TASK DATA:
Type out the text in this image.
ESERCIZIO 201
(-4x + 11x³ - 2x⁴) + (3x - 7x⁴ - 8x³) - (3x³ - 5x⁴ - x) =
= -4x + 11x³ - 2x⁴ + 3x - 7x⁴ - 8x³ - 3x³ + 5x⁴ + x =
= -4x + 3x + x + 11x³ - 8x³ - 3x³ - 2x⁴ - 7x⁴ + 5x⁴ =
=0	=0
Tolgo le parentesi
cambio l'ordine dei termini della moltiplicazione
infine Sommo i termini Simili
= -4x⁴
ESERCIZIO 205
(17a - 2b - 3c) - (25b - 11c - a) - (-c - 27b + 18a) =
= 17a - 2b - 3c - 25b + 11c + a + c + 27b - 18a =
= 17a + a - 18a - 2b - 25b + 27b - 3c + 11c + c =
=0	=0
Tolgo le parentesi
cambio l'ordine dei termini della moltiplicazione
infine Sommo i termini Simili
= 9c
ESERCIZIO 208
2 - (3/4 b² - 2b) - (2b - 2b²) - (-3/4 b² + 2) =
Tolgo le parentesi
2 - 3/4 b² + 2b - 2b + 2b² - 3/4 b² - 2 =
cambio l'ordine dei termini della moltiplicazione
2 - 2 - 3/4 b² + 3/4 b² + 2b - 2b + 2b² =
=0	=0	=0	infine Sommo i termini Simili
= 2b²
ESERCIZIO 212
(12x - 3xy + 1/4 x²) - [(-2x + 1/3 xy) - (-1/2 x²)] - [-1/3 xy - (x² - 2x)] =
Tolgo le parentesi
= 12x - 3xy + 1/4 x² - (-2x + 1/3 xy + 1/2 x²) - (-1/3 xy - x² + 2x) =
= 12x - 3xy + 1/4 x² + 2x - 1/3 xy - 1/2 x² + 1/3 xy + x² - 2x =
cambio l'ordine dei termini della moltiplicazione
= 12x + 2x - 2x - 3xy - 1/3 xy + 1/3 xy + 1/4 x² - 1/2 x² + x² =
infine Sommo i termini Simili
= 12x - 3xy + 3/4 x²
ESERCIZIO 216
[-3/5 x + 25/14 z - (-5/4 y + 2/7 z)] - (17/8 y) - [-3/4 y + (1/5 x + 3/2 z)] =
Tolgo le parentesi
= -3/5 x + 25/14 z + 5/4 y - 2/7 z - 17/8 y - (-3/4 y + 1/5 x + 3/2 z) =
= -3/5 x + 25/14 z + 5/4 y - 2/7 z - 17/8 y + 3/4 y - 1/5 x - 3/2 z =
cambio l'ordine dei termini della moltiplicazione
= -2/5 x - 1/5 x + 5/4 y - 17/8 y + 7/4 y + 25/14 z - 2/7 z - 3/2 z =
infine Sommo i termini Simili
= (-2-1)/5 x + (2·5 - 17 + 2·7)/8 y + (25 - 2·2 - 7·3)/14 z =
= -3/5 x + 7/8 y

PROBLEM DESCRIPTION:
Each line above that holds the string "ESERCIZIO" should be copied and shown.

EXERCISE RESPONSE:
ESERCIZIO 201
ESERCIZIO 205
ESERCIZIO 208
ESERCIZIO 212
ESERCIZIO 216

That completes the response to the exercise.